Copy each line in the data that includes the word "ਏਅਰਪ".

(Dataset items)
_ _ _

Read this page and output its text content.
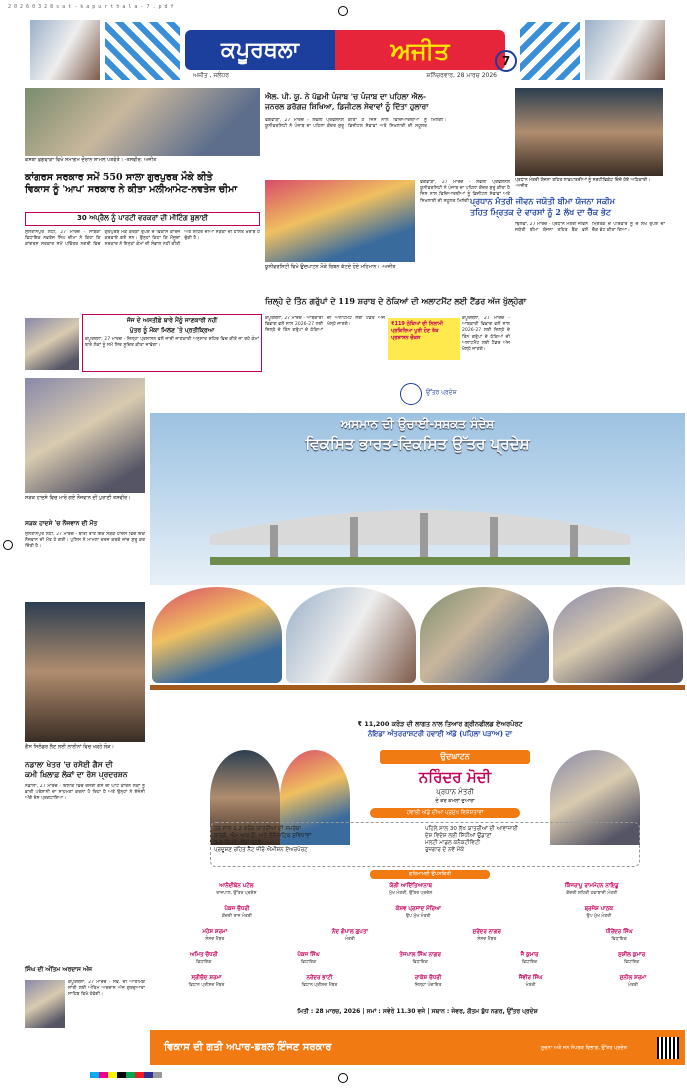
2 0 2 6 0 3 2 8 s a t - k a p u r t h a l a - 7 . p d f
ਕਪੂਰਥਲਾ	ਅਜੀਤ
ਅਜੀਤ , ਜਲੰਧਰ	ਸ਼ਨਿੱਚਰਵਾਰ, 28 ਮਾਰਚ 2026
7
ਕਸਬਾ ਫਗਵਾੜਾ ਵਿਖੇ ਸਮਾਗਮ ਦੌਰਾਨ ਸ਼ਾਮਲ ਪਤਵੰਤੇ। -ਤਸਵੀਰ: ਅਜੀਤ
ਕਾਂਗਰਸ ਸਰਕਾਰ ਸਮੇਂ 550 ਸਾਲਾ ਗੁਰਪੁਰਬ ਮੌਕੇ ਕੀਤੇ
ਵਿਕਾਸ ਨੂੰ 'ਆਪ' ਸਰਕਾਰ ਨੇ ਕੀਤਾ ਮਲੀਆਮੇਟ-ਨਵਤੇਜ ਚੀਮਾ
30 ਅਪ੍ਰੈਲ ਨੂੰ ਪਾਰਟੀ ਵਰਕਰਾਂ ਦੀ ਮੀਟਿੰਗ ਬੁਲਾਈ
ਸੁਲਤਾਨਪੁਰ ਲੋਧੀ, 27 ਮਾਰਚ - ਸਾਬਕਾ ਵਿਧਾਇਕ ਨਵਤੇਜ ਸਿੰਘ ਚੀਮਾ ਨੇ ਕਿਹਾ ਕਿ ਕਾਂਗਰਸ ਸਰਕਾਰ ਸਮੇਂ ਪਵਿੱਤਰ ਨਗਰੀ ਵਿਚ ਗੁਰਪੁਰਬ ਮੌਕੇ ਕਰੋੜਾਂ ਰੁਪਏ ਦੇ ਵਿਕਾਸ ਕਾਰਜ ਕਰਵਾਏ ਗਏ ਸਨ। ਉਨ੍ਹਾਂ ਕਿਹਾ ਕਿ ਮੌਜੂਦਾ ਸਰਕਾਰ ਨੇ ਇਨ੍ਹਾਂ ਕੰਮਾਂ ਦੀ ਸੰਭਾਲ ਨਹੀਂ ਕੀਤੀ ਅਤੇ ਸ਼ਹਿਰ ਦੀਆਂ ਸੜਕਾਂ ਦੀ ਹਾਲਤ ਖ਼ਰਾਬ ਹੋ ਚੁੱਕੀ ਹੈ।
ਜੱਜ ਦੇ ਅਸਤੀਫ਼ੇ ਬਾਰੇ ਮੈਂਨੂੰ ਜਾਣਕਾਰੀ ਨਹੀਂ
ਪੁੱਤਰ ਨੂੰ ਮੌਕਾ ਮਿਲਣ 'ਤੇ ਪ੍ਰਤੀਕ੍ਰਿਆ
ਕਪੂਰਥਲਾ, 27 ਮਾਰਚ - ਜ਼ਿਲ੍ਹਾ ਪ੍ਰਸ਼ਾਸਨ ਵਲੋਂ ਜਾਰੀ ਜਾਣਕਾਰੀ ਅਨੁਸਾਰ ਸ਼ਹਿਰ ਵਿਚ ਕੀਤੇ ਜਾ ਰਹੇ ਕੰਮਾਂ ਬਾਰੇ ਲੋਕਾਂ ਨੂੰ ਸਮੇਂ ਸਿਰ ਸੂਚਿਤ ਕੀਤਾ ਜਾਵੇਗਾ।
ਐਲ. ਪੀ. ਯੂ. ਨੇ ਪੱਛਮੀ ਪੰਜਾਬ 'ਚ ਪੰਜਾਬ ਦਾ ਪਹਿਲਾ ਐਲ-
ਜਨਰਲ ਡਰੱਗਜ਼ ਸ਼ਿਖਿਆ, ਡਿਜੀਟਲ ਸੇਵਾਵਾਂ ਨੂੰ ਦਿੱਤਾ ਹੁਲਾਰਾ
ਫਗਵਾੜਾ, 27 ਮਾਰਚ - ਲਵਲੀ ਪ੍ਰੋਫੈਸ਼ਨਲ ਯੂਨੀਵਰਸਿਟੀ ਨੇ ਪੰਜਾਬ ਦਾ ਪਹਿਲਾ ਕੇਂਦਰ ਸ਼ੁਰੂ ਕੀਤਾ ਹੈ ਜਿਸ ਨਾਲ ਵਿਦਿਆਰਥੀਆਂ ਨੂੰ ਡਿਜੀਟਲ ਸੇਵਾਵਾਂ ਅਤੇ ਸਿਖਲਾਈ ਦੀ ਸਹੂਲਤ ਮਿਲੇਗੀ।
ਯੂਨੀਵਰਸਿਟੀ ਵਿਖੇ ਉਦਘਾਟਨ ਮੌਕੇ ਰਿਬਨ ਕੱਟਦੇ ਹੋਏ ਮਹਿਮਾਨ। -ਅਜੀਤ
ਫਗਵਾੜਾ, 27 ਮਾਰਚ - ਲਵਲੀ ਪ੍ਰੋਫੈਸ਼ਨਲ ਯੂਨੀਵਰਸਿਟੀ ਨੇ ਪੰਜਾਬ ਦਾ ਪਹਿਲਾ ਕੇਂਦਰ ਸ਼ੁਰੂ ਕੀਤਾ ਹੈ ਜਿਸ ਨਾਲ ਵਿਦਿਆਰਥੀਆਂ ਨੂੰ ਡਿਜੀਟਲ ਸੇਵਾਵਾਂ ਅਤੇ ਸਿਖਲਾਈ ਦੀ ਸਹੂਲਤ ਮਿਲੇਗੀ।
ਪ੍ਰਧਾਨ ਮੰਤਰੀ ਯੋਜਨਾ ਤਹਿਤ ਲਾਭਪਾਤਰੀਆਂ ਨੂੰ ਸਰਟੀਫਿਕੇਟ ਦਿੰਦੇ ਹੋਏ ਅਧਿਕਾਰੀ। -ਅਜੀਤ
ਪ੍ਰਧਾਨ ਮੰਤਰੀ ਜੀਵਨ ਜਯੋਤੀ ਬੀਮਾ ਯੋਜਨਾ ਸਕੀਮ
ਤਹਿਤ ਮ੍ਰਿਤਕ ਦੇ ਵਾਰਸਾਂ ਨੂੰ 2 ਲੱਖ ਦਾ ਚੈੱਕ ਭੇਟ
ਢਿਲਵਾਂ, 27 ਮਾਰਚ - ਪ੍ਰਧਾਨ ਮੰਤਰੀ ਜੀਵਨ ਜਯੋਤੀ ਬੀਮਾ ਯੋਜਨਾ ਤਹਿਤ ਬੈਂਕ ਵਲੋਂ ਮ੍ਰਿਤਕ ਦੇ ਪਰਿਵਾਰ ਨੂੰ ਦੋ ਲੱਖ ਰੁਪਏ ਦਾ ਚੈੱਕ ਭੇਟ ਕੀਤਾ ਗਿਆ।
ਜ਼ਿਲ੍ਹੇ ਦੇ ਤਿੰਨ ਗਰੁੱਪਾਂ ਦੇ 119 ਸ਼ਰਾਬ ਦੇ ਠੇਕਿਆਂ ਦੀ ਅਲਾਟਮੈਂਟ ਲਈ ਟੈਂਡਰ ਅੱਜ ਖੁੱਲ੍ਹੇਗਾ
ਕਪੂਰਥਲਾ, 27 ਮਾਰਚ - ਆਬਕਾਰੀ ਵਿਭਾਗ ਵਲੋਂ ਸਾਲ 2026-27 ਲਈ ਜ਼ਿਲ੍ਹੇ ਦੇ ਤਿੰਨ ਗਰੁੱਪਾਂ ਦੇ ਠੇਕਿਆਂ ਦੀ ਅਲਾਟਮੈਂਟ ਲਈ ਟੈਂਡਰ ਅੱਜ ਖੋਲ੍ਹੇ ਜਾਣਗੇ।	₹119 ਠੇਕਿਆਂ ਦੀ ਨਿਲਾਮੀ ਪ੍ਰਕਿਰਿਆ ਪੂਰੀ ਹੋਣ ਤੱਕ ਪ੍ਰਸ਼ਾਸਨ ਚੌਕਸ
ਕਪੂਰਥਲਾ, 27 ਮਾਰਚ - ਆਬਕਾਰੀ ਵਿਭਾਗ ਵਲੋਂ ਸਾਲ 2026-27 ਲਈ ਜ਼ਿਲ੍ਹੇ ਦੇ ਤਿੰਨ ਗਰੁੱਪਾਂ ਦੇ ਠੇਕਿਆਂ ਦੀ ਅਲਾਟਮੈਂਟ ਲਈ ਟੈਂਡਰ ਅੱਜ ਖੋਲ੍ਹੇ ਜਾਣਗੇ।
ਸੜਕ ਹਾਦਸੇ ਵਿਚ ਮਾਰੇ ਗਏ ਨੌਜਵਾਨ ਦੀ ਪੁਰਾਣੀ ਤਸਵੀਰ।
ਸੜਕ ਹਾਦਸੇ 'ਚ ਨੌਜਵਾਨ ਦੀ ਮੌਤ
ਸੁਲਤਾਨਪੁਰ ਲੋਧੀ, 27 ਮਾਰਚ - ਬੀਤੀ ਰਾਤ ਇਕ ਸੜਕ ਹਾਦਸੇ ਵਿਚ ਇਕ ਨੌਜਵਾਨ ਦੀ ਮੌਤ ਹੋ ਗਈ। ਪੁਲਿਸ ਨੇ ਮਾਮਲਾ ਦਰਜ ਕਰਕੇ ਜਾਂਚ ਸ਼ੁਰੂ ਕਰ ਦਿੱਤੀ ਹੈ।
ਗੈਸ ਸਿਲੰਡਰ ਲੈਣ ਲਈ ਲਾਈਨਾਂ ਵਿਚ ਖੜ੍ਹੇ ਲੋਕ।
ਨਡਾਲਾ ਖੇਤਰ 'ਚ ਰਸੋਈ ਗੈਸ ਦੀ
ਕਮੀ ਖ਼ਿਲਾਫ਼ ਲੋਕਾਂ ਦਾ ਰੋਸ ਪ੍ਰਦਰਸ਼ਨ
ਨਡਾਲਾ, 27 ਮਾਰਚ - ਇਲਾਕੇ ਵਿਚ ਰਸੋਈ ਗੈਸ ਦੀ ਘਾਟ ਕਾਰਨ ਲੋਕਾਂ ਨੂੰ ਭਾਰੀ ਪਰੇਸ਼ਾਨੀ ਦਾ ਸਾਹਮਣਾ ਕਰਨਾ ਪੈ ਰਿਹਾ ਹੈ ਅਤੇ ਉਨ੍ਹਾਂ ਨੇ ਏਜੰਸੀ ਅੱਗੇ ਰੋਸ ਪ੍ਰਗਟਾਇਆ।
ਸਿੰਘ ਦੀ ਅੰਤਿਮ ਅਰਦਾਸ ਅੱਜ
ਕਪੂਰਥਲਾ, 27 ਮਾਰਚ - ਸਵ. ਦੀ ਆਤਮਿਕ ਸ਼ਾਂਤੀ ਲਈ ਅੰਤਿਮ ਅਰਦਾਸ ਅੱਜ ਗੁਰਦੁਆਰਾ ਸਾਹਿਬ ਵਿਖੇ ਹੋਵੇਗੀ।
ਉੱਤਰ ਪ੍ਰਦੇਸ਼
ਅਸਮਾਨ ਦੀ ਉਚਾਈ-ਸਸ਼ਕਤ ਸੰਦੇਸ਼
ਵਿਕਸਿਤ ਭਾਰਤ-ਵਿਕਸਿਤ ਉੱਤਰ ਪ੍ਰਦੇਸ਼
₹ 11,200 ਕਰੋੜ ਦੀ ਲਾਗਤ ਨਾਲ ਤਿਆਰ ਗ੍ਰੀਨਫੀਲਡ ਏਅਰਪੋਰਟ
ਨੋਇਡਾ ਅੰਤਰਰਾਸ਼ਟਰੀ ਹਵਾਈ ਅੱਡੇ (ਪਹਿਲਾ ਪੜਾਅ) ਦਾ
ਉਦਘਾਟਨ
ਨਰਿੰਦਰ ਮੋਦੀ
ਪ੍ਰਧਾਨ ਮੰਤਰੀ
ਦੇ ਕਰ ਕਮਲਾਂ ਦੁਆਰਾ
ਹਵਾਈ ਅੱਡੇ ਦੀਆਂ ਪ੍ਰਮੁੱਖ ਵਿਸ਼ੇਸ਼ਤਾਵਾਂ
ਹਰ ਸਾਲ 1.2 ਕਰੋੜ ਯਾਤਰੀਆਂ ਦੀ ਸਮਰੱਥਾ
ਕਾਰਗੋ, ਐਮ.ਆਰ.ਓ. ਅਤੇ ਲੌਜਿਸਟਿਕ ਸੁਵਿਧਾਵਾਂ
3.9 ਕਿ.ਮੀ. ਲੰਬਾ ਰਨਵੇ
ਪ੍ਰਦੂਸ਼ਣ ਰਹਿਤ ਨੈੱਟ ਜ਼ੀਰੋ ਐਮੀਸ਼ਨ ਏਅਰਪੋਰਟ
ਪਹਿਲੇ ਸਾਲ 30 ਲੱਖ ਯਾਤਰੀਆਂ ਦੀ ਆਵਾਜਾਈ
ਦੇਸ਼ ਵਿਦੇਸ਼ ਲਈ ਸਿੱਧੀਆਂ ਉਡਾਣਾਂ
ਮਲਟੀ ਮਾਡਲ ਕਨੈਕਟੀਵਿਟੀ
ਰੁਜ਼ਗਾਰ ਦੇ ਨਵੇਂ ਮੌਕੇ
ਗਰਿਮਾਮਈ ਉਪਸਥਿਤੀ
ਆਨੰਦੀਬੇਨ ਪਟੇਲ
ਰਾਜਪਾਲ, ਉੱਤਰ ਪ੍ਰਦੇਸ਼
ਯੋਗੀ ਆਦਿੱਤਿਆਨਾਥ
ਮੁੱਖ ਮੰਤਰੀ, ਉੱਤਰ ਪ੍ਰਦੇਸ਼
ਕਿੰਜਰਾਪੂ ਰਾਮਮੋਹਨ ਨਾਇਡੂ
ਕੇਂਦਰੀ ਸ਼ਹਿਰੀ ਹਵਾਬਾਜ਼ੀ ਮੰਤਰੀ
ਪੰਕਜ ਚੌਧਰੀ
ਕੇਂਦਰੀ ਰਾਜ ਮੰਤਰੀ
ਕੇਸ਼ਵ ਪ੍ਰਸਾਦ ਮੌਰਿਆ
ਉਪ ਮੁੱਖ ਮੰਤਰੀ
ਬ੍ਰਜੇਸ਼ ਪਾਠਕ
ਉਪ ਮੁੱਖ ਮੰਤਰੀ
ਮਹੇਸ਼ ਸ਼ਰਮਾ
ਸੰਸਦ ਮੈਂਬਰ
ਨੰਦ ਗੋਪਾਲ ਗੁਪਤਾ
ਮੰਤਰੀ
ਸੁਰੇਂਦਰ ਨਾਗਰ
ਸੰਸਦ ਮੈਂਬਰ
ਧੀਰੇਂਦਰ ਸਿੰਘ
ਵਿਧਾਇਕ
ਅਮਿਤ ਚੌਧਰੀ
ਵਿਧਾਇਕ
ਪੰਕਜ ਸਿੰਘ
ਵਿਧਾਇਕ
ਤੇਜਪਾਲ ਸਿੰਘ ਨਾਗਰ
ਵਿਧਾਇਕ
ਜੈ ਕੁਮਾਰ
ਵਿਧਾਇਕ
ਸੁਸ਼ੀਲ ਕੁਮਾਰ
ਵਿਧਾਇਕ
ਸ੍ਰੀਚੰਦ ਸ਼ਰਮਾ
ਵਿਧਾਨ ਪ੍ਰੀਸ਼ਦ ਮੈਂਬਰ
ਨਰੇਂਦਰ ਭਾਟੀ
ਵਿਧਾਨ ਪ੍ਰੀਸ਼ਦ ਮੈਂਬਰ
ਰਾਕੇਸ਼ ਚੌਧਰੀ
ਜ਼ਿਲ੍ਹਾ ਪੰਚਾਇਤ
ਜੈਵੀਰ ਸਿੰਘ
ਮੰਤਰੀ
ਸੁਨੀਲ ਸ਼ਰਮਾ
ਮੰਤਰੀ
ਮਿਤੀ : 28 ਮਾਰਚ, 2026 | ਸਮਾਂ : ਸਵੇਰੇ 11.30 ਵਜੇ | ਸਥਾਨ : ਜੇਵਰ, ਗੌਤਮ ਬੁੱਧ ਨਗਰ, ਉੱਤਰ ਪ੍ਰਦੇਸ਼
ਵਿਕਾਸ ਦੀ ਗਤੀ ਅਪਾਰ-ਡਬਲ ਇੰਜਣ ਸਰਕਾਰ	ਸੂਚਨਾ ਅਤੇ ਜਨ ਸੰਪਰਕ ਵਿਭਾਗ, ਉੱਤਰ ਪ੍ਰਦੇਸ਼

_ _ _

RESPONSE TO THIS EXERCISE.
₹ 11,200 ਕਰੋੜ ਦੀ ਲਾਗਤ ਨਾਲ ਤਿਆਰ ਗ੍ਰੀਨਫੀਲਡ ਏਅਰਪੋਰਟ
ਪ੍ਰਦੂਸ਼ਣ ਰਹਿਤ ਨੈੱਟ ਜ਼ੀਰੋ ਐਮੀਸ਼ਨ ਏਅਰਪੋਰਟ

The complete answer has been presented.